Stored data:
· · · ·

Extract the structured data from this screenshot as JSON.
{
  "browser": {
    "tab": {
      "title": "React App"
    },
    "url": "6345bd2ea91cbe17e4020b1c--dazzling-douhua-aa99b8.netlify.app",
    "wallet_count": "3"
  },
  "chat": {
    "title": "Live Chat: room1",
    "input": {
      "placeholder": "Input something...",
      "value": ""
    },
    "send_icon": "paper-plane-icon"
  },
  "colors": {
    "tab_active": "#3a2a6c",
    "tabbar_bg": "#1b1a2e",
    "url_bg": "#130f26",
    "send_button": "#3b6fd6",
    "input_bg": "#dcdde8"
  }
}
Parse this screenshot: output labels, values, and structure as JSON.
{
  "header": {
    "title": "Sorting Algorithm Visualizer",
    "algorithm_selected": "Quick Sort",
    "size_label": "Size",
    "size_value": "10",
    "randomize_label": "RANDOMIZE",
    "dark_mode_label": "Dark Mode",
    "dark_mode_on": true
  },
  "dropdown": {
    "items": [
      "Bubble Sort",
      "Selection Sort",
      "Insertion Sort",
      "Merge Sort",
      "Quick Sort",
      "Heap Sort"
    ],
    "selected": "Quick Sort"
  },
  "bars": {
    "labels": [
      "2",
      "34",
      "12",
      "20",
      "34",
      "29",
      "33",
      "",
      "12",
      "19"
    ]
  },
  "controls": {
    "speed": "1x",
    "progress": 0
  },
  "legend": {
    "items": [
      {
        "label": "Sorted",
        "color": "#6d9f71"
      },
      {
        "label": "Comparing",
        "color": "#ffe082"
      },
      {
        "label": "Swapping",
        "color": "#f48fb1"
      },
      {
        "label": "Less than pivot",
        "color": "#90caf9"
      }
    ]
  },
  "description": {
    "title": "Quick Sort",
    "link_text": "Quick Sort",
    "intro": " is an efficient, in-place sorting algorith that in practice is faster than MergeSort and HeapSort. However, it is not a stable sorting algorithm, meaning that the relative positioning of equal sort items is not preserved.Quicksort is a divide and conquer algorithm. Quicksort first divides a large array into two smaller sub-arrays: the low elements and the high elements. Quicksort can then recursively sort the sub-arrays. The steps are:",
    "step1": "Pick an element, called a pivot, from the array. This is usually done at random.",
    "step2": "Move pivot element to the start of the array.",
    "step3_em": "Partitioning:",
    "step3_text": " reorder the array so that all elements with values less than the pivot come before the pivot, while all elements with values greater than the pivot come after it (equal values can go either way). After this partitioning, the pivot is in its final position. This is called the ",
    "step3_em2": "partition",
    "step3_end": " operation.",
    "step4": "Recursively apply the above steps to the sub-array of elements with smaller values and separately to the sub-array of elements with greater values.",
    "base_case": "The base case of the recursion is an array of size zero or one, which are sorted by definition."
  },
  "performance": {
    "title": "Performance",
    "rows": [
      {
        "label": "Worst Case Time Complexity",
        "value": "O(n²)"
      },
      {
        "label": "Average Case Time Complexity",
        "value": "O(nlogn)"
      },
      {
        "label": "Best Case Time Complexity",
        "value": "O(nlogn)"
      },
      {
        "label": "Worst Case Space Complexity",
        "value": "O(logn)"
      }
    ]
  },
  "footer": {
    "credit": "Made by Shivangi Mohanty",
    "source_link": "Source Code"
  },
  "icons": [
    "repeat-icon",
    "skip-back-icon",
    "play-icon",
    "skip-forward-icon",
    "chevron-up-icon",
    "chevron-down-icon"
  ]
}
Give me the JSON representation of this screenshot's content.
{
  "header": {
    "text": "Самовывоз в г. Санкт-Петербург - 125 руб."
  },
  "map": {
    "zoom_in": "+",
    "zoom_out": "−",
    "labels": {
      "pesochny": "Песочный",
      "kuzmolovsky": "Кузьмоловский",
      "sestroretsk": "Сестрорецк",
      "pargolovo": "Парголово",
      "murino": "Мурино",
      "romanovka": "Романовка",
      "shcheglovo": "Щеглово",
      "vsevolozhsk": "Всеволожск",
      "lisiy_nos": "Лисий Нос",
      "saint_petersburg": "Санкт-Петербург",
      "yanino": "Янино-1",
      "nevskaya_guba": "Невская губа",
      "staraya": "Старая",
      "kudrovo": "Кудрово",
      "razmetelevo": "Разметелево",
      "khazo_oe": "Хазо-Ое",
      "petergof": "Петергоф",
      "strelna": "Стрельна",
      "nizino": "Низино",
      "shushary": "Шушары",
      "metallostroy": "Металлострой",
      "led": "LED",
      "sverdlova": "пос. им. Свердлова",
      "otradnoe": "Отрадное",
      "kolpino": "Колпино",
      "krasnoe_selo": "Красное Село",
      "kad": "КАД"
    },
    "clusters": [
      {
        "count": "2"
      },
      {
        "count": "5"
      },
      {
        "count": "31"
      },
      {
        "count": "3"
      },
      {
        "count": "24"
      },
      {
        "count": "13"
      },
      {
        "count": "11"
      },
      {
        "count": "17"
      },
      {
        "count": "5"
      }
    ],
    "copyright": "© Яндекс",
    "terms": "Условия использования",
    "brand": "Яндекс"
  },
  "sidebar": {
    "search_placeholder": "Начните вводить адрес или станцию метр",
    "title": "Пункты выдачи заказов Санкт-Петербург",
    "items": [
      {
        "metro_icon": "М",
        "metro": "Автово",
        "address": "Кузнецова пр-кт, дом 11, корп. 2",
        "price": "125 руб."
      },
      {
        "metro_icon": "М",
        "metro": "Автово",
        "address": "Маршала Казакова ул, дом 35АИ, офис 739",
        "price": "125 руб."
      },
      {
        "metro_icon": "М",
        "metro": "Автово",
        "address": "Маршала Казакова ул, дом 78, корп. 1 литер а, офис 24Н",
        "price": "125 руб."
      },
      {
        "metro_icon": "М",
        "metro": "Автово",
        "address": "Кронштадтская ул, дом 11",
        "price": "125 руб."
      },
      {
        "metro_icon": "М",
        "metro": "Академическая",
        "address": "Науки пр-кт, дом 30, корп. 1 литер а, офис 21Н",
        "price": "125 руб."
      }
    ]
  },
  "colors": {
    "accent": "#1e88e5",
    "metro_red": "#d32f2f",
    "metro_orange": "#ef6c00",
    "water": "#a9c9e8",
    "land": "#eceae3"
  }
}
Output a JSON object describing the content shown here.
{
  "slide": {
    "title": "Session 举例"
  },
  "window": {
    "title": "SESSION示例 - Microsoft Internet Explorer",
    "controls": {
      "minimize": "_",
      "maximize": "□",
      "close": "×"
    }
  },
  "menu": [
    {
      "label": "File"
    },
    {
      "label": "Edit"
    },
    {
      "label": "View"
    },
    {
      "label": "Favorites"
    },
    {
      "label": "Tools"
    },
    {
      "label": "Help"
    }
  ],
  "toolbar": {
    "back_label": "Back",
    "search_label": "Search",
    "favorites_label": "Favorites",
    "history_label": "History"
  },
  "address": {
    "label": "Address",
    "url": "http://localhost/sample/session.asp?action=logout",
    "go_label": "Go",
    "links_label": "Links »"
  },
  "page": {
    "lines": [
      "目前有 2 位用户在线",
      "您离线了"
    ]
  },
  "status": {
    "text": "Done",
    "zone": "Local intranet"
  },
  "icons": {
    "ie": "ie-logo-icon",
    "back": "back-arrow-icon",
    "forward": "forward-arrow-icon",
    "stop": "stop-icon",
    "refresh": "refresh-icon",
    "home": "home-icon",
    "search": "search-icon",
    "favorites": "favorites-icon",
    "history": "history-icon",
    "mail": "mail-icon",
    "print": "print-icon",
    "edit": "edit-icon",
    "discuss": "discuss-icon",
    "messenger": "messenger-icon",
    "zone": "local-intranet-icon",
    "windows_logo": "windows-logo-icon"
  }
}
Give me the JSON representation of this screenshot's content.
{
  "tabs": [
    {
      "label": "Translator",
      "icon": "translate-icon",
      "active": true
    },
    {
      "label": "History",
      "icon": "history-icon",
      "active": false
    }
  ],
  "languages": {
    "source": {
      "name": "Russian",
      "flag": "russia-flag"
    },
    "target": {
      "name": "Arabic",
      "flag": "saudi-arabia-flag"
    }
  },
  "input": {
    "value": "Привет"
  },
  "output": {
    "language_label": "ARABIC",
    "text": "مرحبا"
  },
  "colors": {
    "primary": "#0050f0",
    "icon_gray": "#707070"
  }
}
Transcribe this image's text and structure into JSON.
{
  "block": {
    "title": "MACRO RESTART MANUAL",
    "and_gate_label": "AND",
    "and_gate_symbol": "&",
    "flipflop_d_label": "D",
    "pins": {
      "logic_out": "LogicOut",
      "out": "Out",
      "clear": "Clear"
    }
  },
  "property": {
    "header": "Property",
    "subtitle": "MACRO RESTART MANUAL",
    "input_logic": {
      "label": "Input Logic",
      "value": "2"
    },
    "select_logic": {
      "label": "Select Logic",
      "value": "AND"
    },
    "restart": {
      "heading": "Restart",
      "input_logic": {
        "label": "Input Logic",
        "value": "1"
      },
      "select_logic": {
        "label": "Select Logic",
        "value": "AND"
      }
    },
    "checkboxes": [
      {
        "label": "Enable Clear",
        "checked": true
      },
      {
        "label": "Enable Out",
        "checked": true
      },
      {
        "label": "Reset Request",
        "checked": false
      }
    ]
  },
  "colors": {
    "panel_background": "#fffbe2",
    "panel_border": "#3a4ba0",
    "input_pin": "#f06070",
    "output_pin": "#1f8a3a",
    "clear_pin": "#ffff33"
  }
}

· · · ·

Work to do ▸
Scan the material above for the string "flag" and return the lines that hold it.

Solution to this task ▸
      "flag": "russia-flag"
      "flag": "saudi-arabia-flag"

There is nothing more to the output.